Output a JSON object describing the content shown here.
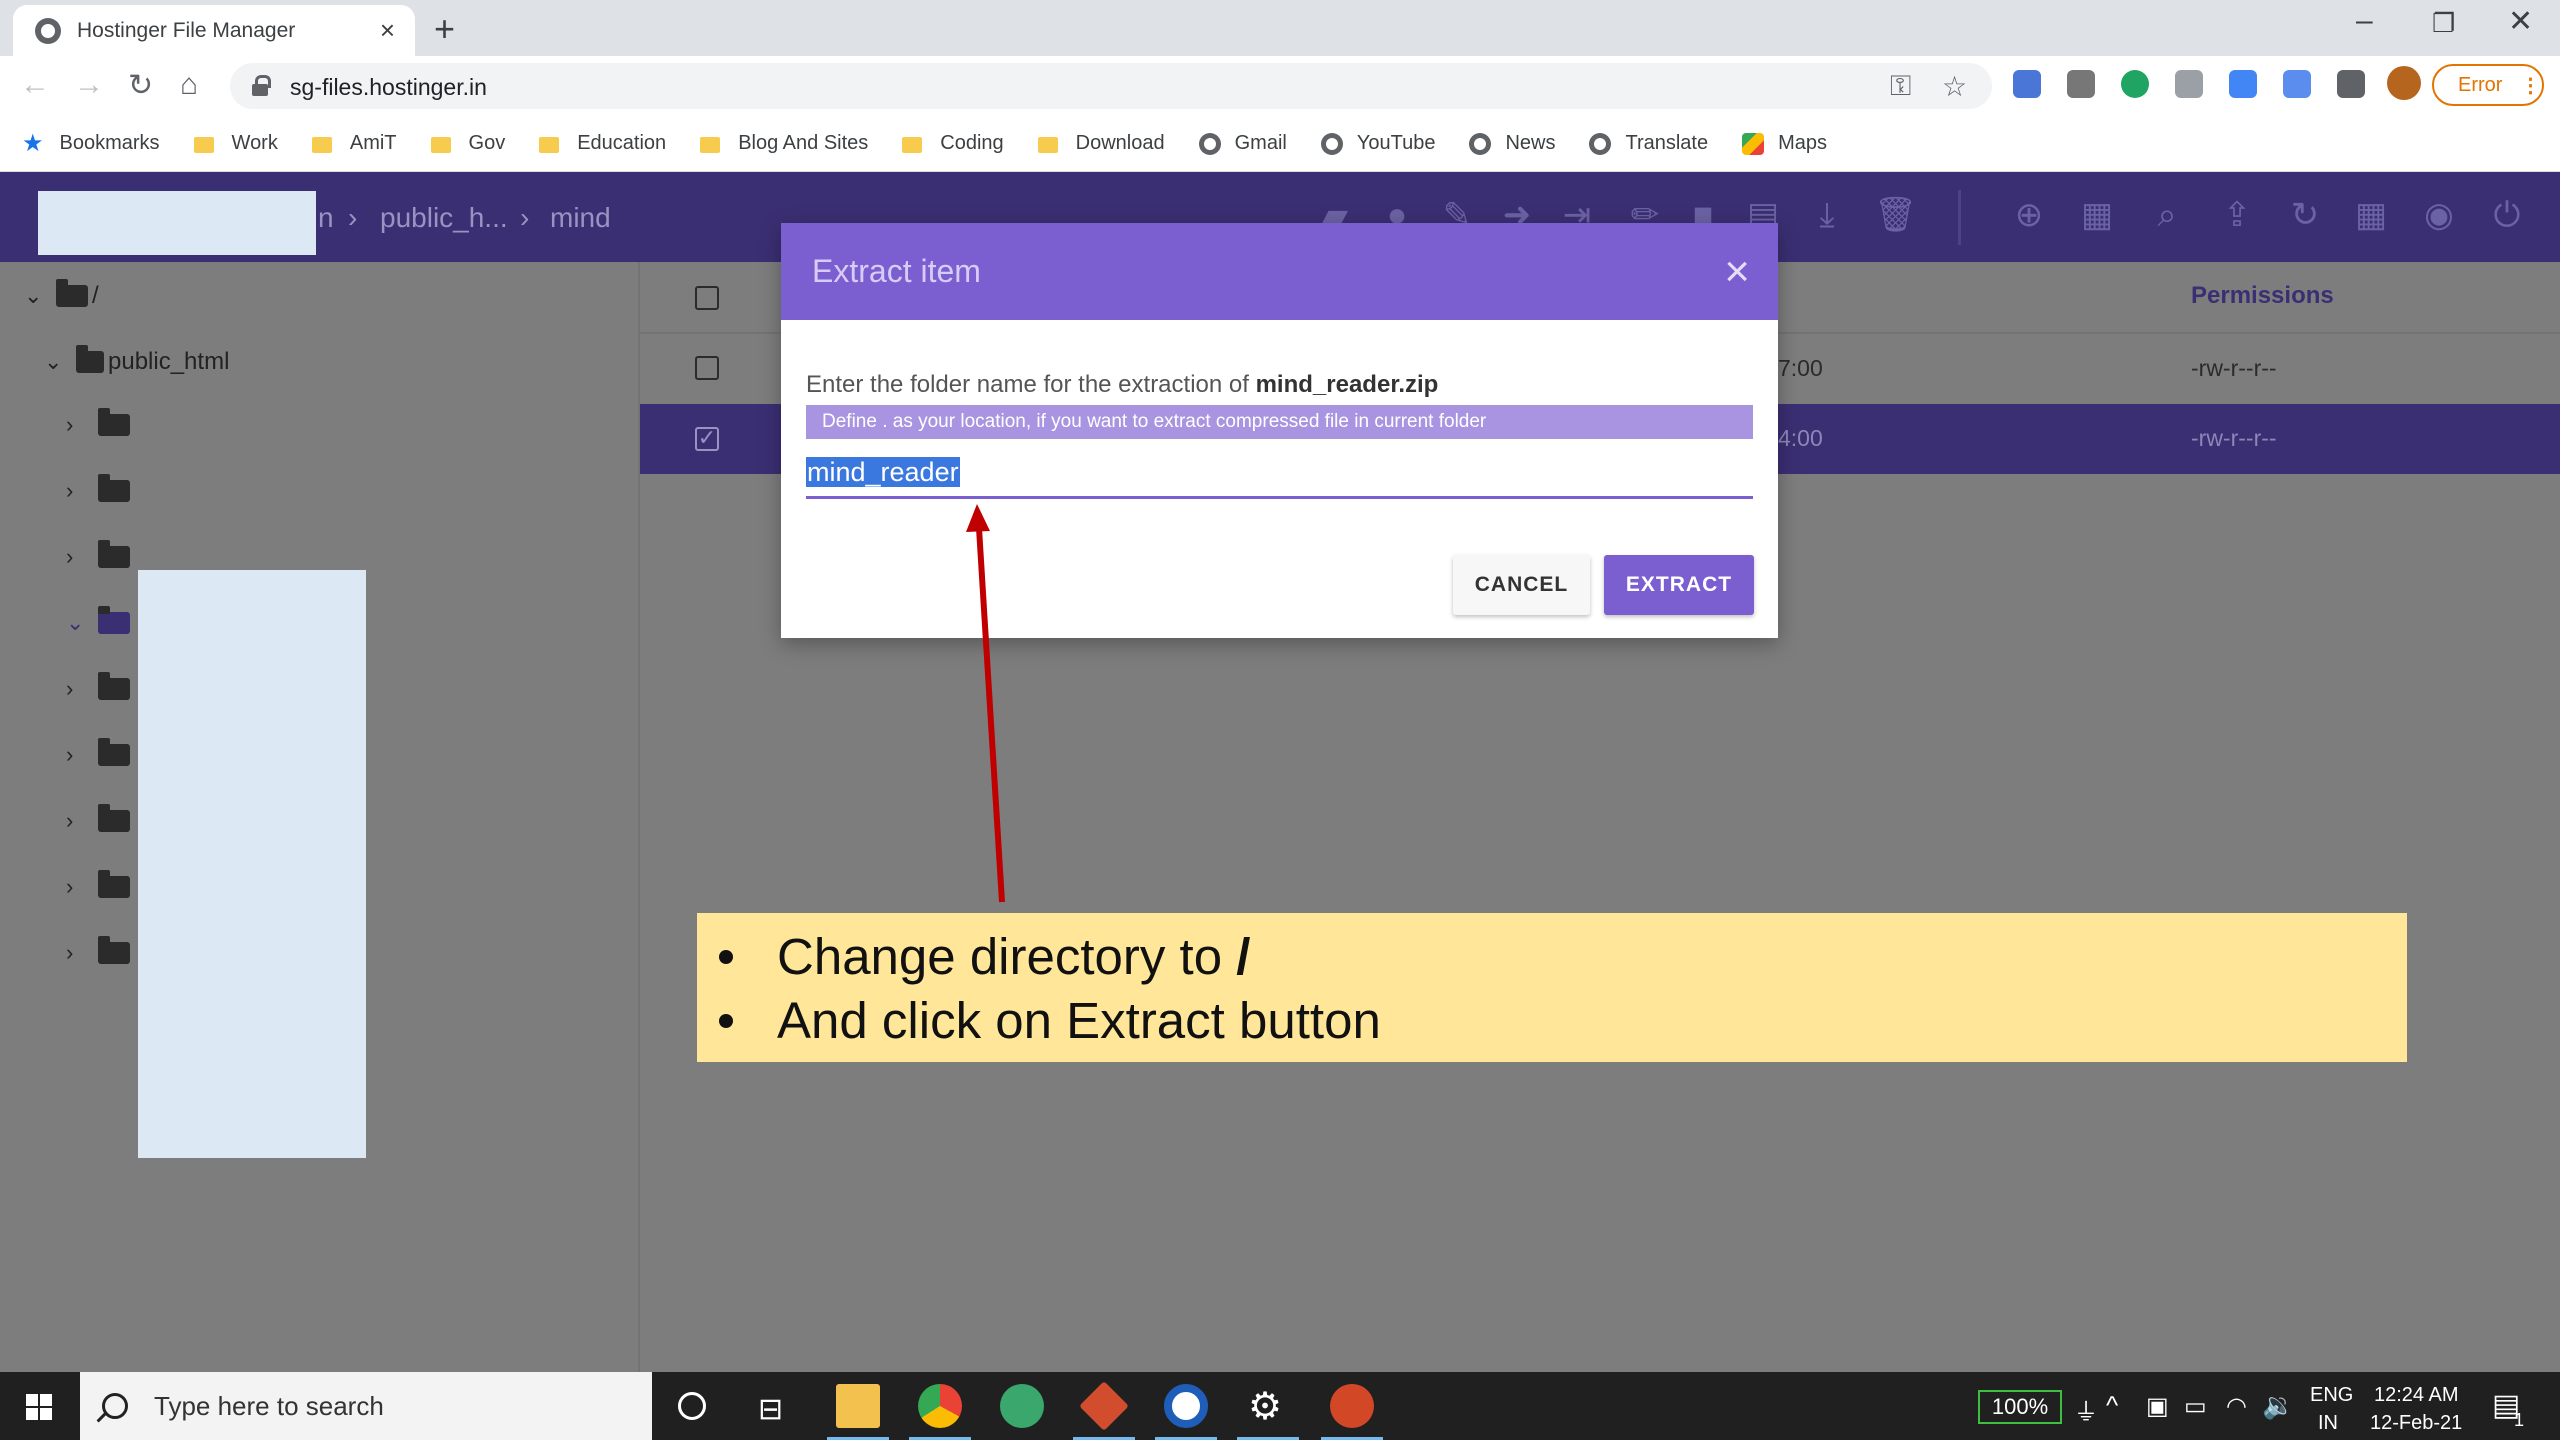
{
  "browser": {
    "tab_title": "Hostinger File Manager",
    "tab_close": "×",
    "new_tab": "+",
    "url": "sg-files.hostinger.in",
    "error_label": "Error",
    "error_menu": "⋮",
    "bookmarks": [
      {
        "label": "Bookmarks",
        "icon": "star-icon"
      },
      {
        "label": "Work",
        "icon": "folder-icon"
      },
      {
        "label": "AmiT",
        "icon": "folder-icon"
      },
      {
        "label": "Gov",
        "icon": "folder-icon"
      },
      {
        "label": "Education",
        "icon": "folder-icon"
      },
      {
        "label": "Blog And Sites",
        "icon": "folder-icon"
      },
      {
        "label": "Coding",
        "icon": "folder-icon"
      },
      {
        "label": "Download",
        "icon": "folder-icon"
      },
      {
        "label": "Gmail",
        "icon": "globe-icon"
      },
      {
        "label": "YouTube",
        "icon": "globe-icon"
      },
      {
        "label": "News",
        "icon": "globe-icon"
      },
      {
        "label": "Translate",
        "icon": "globe-icon"
      },
      {
        "label": "Maps",
        "icon": "maps-icon"
      }
    ]
  },
  "filemanager": {
    "breadcrumb_partial": "n",
    "breadcrumb_public": "public_h...",
    "breadcrumb_mind": "mind",
    "tree_root": "/",
    "tree_public": "public_html",
    "permissions_header": "Permissions",
    "rows": [
      {
        "time": "7:00",
        "perm": "-rw-r--r--"
      },
      {
        "time": "4:00",
        "perm": "-rw-r--r--"
      }
    ],
    "colors": {
      "header": "#3b2f73",
      "accent": "#7b5fd1"
    }
  },
  "dialog": {
    "title": "Extract item",
    "close": "×",
    "prompt_prefix": "Enter the folder name for the extraction of",
    "file_name": "mind_reader.zip",
    "hint": "Define . as your location, if you want to extract compressed file in current folder",
    "input_value": "mind_reader",
    "cancel_label": "CANCEL",
    "extract_label": "EXTRACT"
  },
  "annotation": {
    "line1_prefix": "Change directory to ",
    "line1_bold": "/",
    "line2": "And click on Extract button"
  },
  "taskbar": {
    "search_placeholder": "Type here to search",
    "battery": "100%",
    "lang_top": "ENG",
    "lang_bottom": "IN",
    "time": "12:24 AM",
    "date": "12-Feb-21",
    "notif_count": "1"
  }
}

------------------------------

→ **Written exercise**
Using the material above, return every line exactly as it appears, minus the pictures.

→ **Exercise output**
Output a JSON object describing the content shown here.
{
  "browser": {
    "tab_title": "Hostinger File Manager",
    "tab_close": "×",
    "new_tab": "+",
    "url": "sg-files.hostinger.in",
    "error_label": "Error",
    "error_menu": "⋮",
    "bookmarks": [
      {
        "label": "Bookmarks",
        "icon": "star-icon"
      },
      {
        "label": "Work",
        "icon": "folder-icon"
      },
      {
        "label": "AmiT",
        "icon": "folder-icon"
      },
      {
        "label": "Gov",
        "icon": "folder-icon"
      },
      {
        "label": "Education",
        "icon": "folder-icon"
      },
      {
        "label": "Blog And Sites",
        "icon": "folder-icon"
      },
      {
        "label": "Coding",
        "icon": "folder-icon"
      },
      {
        "label": "Download",
        "icon": "folder-icon"
      },
      {
        "label": "Gmail",
        "icon": "globe-icon"
      },
      {
        "label": "YouTube",
        "icon": "globe-icon"
      },
      {
        "label": "News",
        "icon": "globe-icon"
      },
      {
        "label": "Translate",
        "icon": "globe-icon"
      },
      {
        "label": "Maps",
        "icon": "maps-icon"
      }
    ]
  },
  "filemanager": {
    "breadcrumb_partial": "n",
    "breadcrumb_public": "public_h...",
    "breadcrumb_mind": "mind",
    "tree_root": "/",
    "tree_public": "public_html",
    "permissions_header": "Permissions",
    "rows": [
      {
        "time": "7:00",
        "perm": "-rw-r--r--"
      },
      {
        "time": "4:00",
        "perm": "-rw-r--r--"
      }
    ],
    "colors": {
      "header": "#3b2f73",
      "accent": "#7b5fd1"
    }
  },
  "dialog": {
    "title": "Extract item",
    "close": "×",
    "prompt_prefix": "Enter the folder name for the extraction of",
    "file_name": "mind_reader.zip",
    "hint": "Define . as your location, if you want to extract compressed file in current folder",
    "input_value": "mind_reader",
    "cancel_label": "CANCEL",
    "extract_label": "EXTRACT"
  },
  "annotation": {
    "line1_prefix": "Change directory to ",
    "line1_bold": "/",
    "line2": "And click on Extract button"
  },
  "taskbar": {
    "search_placeholder": "Type here to search",
    "battery": "100%",
    "lang_top": "ENG",
    "lang_bottom": "IN",
    "time": "12:24 AM",
    "date": "12-Feb-21",
    "notif_count": "1"
  }
}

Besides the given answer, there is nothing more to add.